(SET TASK):
Find each line with the string "chuāng" and copy it.

(SOURCE MATERIAL):
+===+

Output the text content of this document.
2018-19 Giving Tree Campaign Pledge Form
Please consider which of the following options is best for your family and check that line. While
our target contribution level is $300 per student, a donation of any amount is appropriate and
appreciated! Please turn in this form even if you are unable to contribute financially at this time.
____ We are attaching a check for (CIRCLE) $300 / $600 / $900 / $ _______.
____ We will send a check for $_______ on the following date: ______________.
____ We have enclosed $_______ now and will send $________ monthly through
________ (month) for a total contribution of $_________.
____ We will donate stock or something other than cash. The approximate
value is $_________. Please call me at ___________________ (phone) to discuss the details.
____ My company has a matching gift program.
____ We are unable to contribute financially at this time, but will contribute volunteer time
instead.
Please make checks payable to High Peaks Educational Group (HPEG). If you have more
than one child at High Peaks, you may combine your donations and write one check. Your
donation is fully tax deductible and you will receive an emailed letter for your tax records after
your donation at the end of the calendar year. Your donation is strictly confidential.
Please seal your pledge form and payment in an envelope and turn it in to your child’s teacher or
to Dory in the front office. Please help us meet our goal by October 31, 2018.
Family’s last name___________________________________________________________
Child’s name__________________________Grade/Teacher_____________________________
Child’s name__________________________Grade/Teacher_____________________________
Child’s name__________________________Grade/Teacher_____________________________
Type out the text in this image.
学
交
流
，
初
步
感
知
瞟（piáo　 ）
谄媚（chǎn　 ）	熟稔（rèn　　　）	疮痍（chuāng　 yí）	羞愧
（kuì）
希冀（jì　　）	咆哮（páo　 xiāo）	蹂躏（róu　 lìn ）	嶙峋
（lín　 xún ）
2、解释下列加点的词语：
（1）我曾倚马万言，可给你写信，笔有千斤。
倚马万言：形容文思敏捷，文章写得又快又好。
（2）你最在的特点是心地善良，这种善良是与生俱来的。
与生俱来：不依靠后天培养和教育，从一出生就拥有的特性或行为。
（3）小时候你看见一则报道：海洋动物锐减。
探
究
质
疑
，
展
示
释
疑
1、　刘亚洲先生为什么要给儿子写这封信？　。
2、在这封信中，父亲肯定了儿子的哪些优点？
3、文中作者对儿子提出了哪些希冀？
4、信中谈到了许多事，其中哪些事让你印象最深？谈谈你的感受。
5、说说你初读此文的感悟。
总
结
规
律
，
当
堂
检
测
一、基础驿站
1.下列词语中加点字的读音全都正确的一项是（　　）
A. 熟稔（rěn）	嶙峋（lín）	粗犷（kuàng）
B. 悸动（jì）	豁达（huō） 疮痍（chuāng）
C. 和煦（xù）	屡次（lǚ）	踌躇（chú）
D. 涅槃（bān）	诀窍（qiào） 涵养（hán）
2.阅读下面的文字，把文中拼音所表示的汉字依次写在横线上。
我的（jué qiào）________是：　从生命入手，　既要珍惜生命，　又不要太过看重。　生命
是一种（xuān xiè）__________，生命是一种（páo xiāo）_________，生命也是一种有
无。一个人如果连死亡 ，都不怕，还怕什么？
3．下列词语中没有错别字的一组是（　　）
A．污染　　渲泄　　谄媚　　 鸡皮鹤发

+===+

(ANSWER TO THIS PROBLEM):
谄媚（chǎn　 ）	熟稔（rèn　　　）	疮痍（chuāng　 yí）	羞愧
B. 悸动（jì）	豁达（huō） 疮痍（chuāng）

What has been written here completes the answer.